Problem to solve =
Check each line of the material below, and copy it if it holds the string "Missing".
++++ Records shown ++++
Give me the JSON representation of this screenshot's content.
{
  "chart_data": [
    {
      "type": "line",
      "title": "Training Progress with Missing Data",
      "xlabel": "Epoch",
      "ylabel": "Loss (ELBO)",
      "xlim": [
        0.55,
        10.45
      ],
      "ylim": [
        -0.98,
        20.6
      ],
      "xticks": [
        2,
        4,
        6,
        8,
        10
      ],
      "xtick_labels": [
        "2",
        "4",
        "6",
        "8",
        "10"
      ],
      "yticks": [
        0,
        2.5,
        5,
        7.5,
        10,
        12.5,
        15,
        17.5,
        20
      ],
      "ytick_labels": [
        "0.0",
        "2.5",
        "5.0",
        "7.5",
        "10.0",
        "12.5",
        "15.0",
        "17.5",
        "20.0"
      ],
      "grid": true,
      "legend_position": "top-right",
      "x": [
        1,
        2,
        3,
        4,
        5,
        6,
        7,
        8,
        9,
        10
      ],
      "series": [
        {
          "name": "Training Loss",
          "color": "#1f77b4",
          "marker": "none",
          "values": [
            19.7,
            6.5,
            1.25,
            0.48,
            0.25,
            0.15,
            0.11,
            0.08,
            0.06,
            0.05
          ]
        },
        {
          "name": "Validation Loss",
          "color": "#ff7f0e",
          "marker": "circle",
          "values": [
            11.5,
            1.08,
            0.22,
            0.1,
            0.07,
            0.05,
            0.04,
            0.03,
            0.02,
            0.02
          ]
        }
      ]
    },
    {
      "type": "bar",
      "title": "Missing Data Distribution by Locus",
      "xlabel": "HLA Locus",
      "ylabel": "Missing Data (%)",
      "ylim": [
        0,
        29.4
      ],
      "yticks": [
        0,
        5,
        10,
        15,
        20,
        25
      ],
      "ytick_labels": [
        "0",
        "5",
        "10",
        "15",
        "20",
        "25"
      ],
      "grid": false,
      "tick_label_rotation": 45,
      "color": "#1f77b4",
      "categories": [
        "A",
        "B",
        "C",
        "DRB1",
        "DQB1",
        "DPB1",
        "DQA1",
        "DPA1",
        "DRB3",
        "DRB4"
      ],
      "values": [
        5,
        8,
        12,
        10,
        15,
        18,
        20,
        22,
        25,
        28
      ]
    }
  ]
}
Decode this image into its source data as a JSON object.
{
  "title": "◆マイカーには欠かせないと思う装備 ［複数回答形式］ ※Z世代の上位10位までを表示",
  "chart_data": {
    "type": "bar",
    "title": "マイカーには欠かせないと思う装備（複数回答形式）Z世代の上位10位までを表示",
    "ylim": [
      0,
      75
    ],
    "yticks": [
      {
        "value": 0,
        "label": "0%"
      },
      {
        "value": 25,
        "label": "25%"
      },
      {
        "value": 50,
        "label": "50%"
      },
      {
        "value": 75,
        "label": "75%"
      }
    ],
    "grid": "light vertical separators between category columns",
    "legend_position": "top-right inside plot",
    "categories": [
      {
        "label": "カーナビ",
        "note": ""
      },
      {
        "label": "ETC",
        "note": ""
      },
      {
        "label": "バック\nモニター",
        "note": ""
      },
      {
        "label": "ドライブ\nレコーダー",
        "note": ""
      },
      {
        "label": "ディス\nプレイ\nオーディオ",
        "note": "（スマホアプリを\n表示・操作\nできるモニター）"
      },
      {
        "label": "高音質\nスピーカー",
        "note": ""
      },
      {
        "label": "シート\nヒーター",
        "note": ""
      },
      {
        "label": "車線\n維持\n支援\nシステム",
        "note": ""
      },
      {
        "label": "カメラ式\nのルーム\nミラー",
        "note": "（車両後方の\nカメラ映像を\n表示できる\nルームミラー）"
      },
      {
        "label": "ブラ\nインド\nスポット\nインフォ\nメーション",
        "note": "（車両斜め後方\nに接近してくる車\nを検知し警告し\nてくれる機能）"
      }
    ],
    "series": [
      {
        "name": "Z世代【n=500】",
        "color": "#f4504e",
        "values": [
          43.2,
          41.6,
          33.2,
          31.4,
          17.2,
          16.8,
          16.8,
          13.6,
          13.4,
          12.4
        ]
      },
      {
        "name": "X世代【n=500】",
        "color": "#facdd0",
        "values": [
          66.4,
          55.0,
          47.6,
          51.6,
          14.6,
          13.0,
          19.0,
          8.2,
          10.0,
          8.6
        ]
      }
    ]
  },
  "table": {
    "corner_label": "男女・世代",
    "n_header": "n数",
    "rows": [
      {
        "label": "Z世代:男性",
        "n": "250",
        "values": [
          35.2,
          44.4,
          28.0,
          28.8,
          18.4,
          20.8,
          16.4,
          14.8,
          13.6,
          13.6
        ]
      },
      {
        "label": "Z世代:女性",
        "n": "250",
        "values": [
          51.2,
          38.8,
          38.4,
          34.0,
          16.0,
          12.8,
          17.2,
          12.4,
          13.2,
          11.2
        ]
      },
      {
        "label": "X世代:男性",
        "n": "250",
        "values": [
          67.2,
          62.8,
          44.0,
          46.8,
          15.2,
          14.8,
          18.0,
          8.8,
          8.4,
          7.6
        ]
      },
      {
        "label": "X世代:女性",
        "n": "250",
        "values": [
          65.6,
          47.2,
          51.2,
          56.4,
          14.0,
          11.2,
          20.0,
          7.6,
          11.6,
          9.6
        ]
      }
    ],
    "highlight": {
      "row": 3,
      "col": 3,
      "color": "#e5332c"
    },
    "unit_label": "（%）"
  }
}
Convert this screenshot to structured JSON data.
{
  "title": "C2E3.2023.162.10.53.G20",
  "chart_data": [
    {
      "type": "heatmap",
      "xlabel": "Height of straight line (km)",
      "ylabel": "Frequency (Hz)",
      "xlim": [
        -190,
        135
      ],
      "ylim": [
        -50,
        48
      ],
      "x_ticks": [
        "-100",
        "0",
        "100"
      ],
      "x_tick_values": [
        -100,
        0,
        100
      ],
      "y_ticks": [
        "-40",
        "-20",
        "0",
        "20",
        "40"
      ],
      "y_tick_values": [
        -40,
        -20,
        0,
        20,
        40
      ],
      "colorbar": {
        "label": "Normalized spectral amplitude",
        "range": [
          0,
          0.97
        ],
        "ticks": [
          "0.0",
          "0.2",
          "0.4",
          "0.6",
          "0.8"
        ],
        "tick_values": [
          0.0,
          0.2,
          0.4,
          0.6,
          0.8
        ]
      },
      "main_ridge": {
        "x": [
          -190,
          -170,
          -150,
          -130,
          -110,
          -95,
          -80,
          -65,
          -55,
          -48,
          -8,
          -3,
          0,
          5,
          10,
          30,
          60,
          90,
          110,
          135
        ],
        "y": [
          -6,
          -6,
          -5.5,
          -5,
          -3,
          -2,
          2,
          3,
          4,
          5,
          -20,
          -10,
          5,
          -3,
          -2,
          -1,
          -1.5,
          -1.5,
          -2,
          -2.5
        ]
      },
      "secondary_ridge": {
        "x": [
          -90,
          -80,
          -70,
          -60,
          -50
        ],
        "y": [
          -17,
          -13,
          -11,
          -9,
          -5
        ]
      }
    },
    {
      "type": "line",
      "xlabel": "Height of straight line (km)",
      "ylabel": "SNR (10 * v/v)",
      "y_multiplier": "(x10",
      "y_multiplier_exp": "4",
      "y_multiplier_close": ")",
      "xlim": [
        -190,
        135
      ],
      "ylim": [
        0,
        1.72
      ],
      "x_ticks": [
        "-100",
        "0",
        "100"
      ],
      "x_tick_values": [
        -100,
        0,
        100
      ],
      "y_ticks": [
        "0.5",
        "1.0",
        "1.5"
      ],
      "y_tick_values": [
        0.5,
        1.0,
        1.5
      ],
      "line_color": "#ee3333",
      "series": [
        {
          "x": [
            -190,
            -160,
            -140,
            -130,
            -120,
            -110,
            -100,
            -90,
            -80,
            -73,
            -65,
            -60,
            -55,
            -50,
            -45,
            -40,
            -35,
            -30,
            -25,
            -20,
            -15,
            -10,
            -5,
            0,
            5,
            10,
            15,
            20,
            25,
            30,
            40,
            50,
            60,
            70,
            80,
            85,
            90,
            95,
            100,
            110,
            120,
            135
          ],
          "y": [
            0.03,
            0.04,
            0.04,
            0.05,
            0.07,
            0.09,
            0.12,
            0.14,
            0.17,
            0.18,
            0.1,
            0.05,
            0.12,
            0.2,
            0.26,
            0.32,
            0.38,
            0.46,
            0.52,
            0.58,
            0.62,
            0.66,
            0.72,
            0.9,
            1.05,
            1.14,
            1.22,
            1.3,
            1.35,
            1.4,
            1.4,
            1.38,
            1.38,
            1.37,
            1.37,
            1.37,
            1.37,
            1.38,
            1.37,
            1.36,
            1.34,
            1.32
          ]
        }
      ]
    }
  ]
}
++++
The completed task =
      "title": "Training Progress with Missing Data",
      "title": "Missing Data Distribution by Locus",
      "ylabel": "Missing Data (%)",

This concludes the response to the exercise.